* **Written problem**:
The entries below are to be repeated exactly as they stand.

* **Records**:
........
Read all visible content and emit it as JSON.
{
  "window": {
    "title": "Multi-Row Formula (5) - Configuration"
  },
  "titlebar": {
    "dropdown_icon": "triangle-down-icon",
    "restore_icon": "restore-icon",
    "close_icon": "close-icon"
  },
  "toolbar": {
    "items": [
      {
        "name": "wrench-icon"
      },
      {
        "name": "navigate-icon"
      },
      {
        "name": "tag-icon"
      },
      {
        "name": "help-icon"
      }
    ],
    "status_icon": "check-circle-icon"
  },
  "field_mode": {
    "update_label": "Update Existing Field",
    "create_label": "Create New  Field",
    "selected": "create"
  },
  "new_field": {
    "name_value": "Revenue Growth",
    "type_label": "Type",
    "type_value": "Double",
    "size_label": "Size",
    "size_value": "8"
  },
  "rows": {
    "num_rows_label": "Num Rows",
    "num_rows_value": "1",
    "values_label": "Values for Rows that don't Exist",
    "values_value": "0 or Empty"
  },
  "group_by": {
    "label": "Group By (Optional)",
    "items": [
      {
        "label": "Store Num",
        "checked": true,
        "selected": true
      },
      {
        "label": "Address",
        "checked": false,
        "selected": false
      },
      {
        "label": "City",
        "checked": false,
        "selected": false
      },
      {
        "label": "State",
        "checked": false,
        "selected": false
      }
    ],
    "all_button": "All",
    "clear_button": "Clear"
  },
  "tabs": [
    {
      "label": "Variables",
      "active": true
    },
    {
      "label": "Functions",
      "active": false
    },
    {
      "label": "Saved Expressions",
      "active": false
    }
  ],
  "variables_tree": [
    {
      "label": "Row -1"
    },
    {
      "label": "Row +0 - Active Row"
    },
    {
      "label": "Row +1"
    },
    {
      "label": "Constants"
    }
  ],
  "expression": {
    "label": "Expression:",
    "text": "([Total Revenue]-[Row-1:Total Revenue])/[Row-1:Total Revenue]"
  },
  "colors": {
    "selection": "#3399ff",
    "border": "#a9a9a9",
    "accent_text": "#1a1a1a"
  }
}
........
* **Complete answer**:
Read all visible content and emit it as JSON.
{
  "window": {
    "title": "Multi-Row Formula (5) - Configuration"
  },
  "titlebar": {
    "dropdown_icon": "triangle-down-icon",
    "restore_icon": "restore-icon",
    "close_icon": "close-icon"
  },
  "toolbar": {
    "items": [
      {
        "name": "wrench-icon"
      },
      {
        "name": "navigate-icon"
      },
      {
        "name": "tag-icon"
      },
      {
        "name": "help-icon"
      }
    ],
    "status_icon": "check-circle-icon"
  },
  "field_mode": {
    "update_label": "Update Existing Field",
    "create_label": "Create New  Field",
    "selected": "create"
  },
  "new_field": {
    "name_value": "Revenue Growth",
    "type_label": "Type",
    "type_value": "Double",
    "size_label": "Size",
    "size_value": "8"
  },
  "rows": {
    "num_rows_label": "Num Rows",
    "num_rows_value": "1",
    "values_label": "Values for Rows that don't Exist",
    "values_value": "0 or Empty"
  },
  "group_by": {
    "label": "Group By (Optional)",
    "items": [
      {
        "label": "Store Num",
        "checked": true,
        "selected": true
      },
      {
        "label": "Address",
        "checked": false,
        "selected": false
      },
      {
        "label": "City",
        "checked": false,
        "selected": false
      },
      {
        "label": "State",
        "checked": false,
        "selected": false
      }
    ],
    "all_button": "All",
    "clear_button": "Clear"
  },
  "tabs": [
    {
      "label": "Variables",
      "active": true
    },
    {
      "label": "Functions",
      "active": false
    },
    {
      "label": "Saved Expressions",
      "active": false
    }
  ],
  "variables_tree": [
    {
      "label": "Row -1"
    },
    {
      "label": "Row +0 - Active Row"
    },
    {
      "label": "Row +1"
    },
    {
      "label": "Constants"
    }
  ],
  "expression": {
    "label": "Expression:",
    "text": "([Total Revenue]-[Row-1:Total Revenue])/[Row-1:Total Revenue]"
  },
  "colors": {
    "selection": "#3399ff",
    "border": "#a9a9a9",
    "accent_text": "#1a1a1a"
  }
}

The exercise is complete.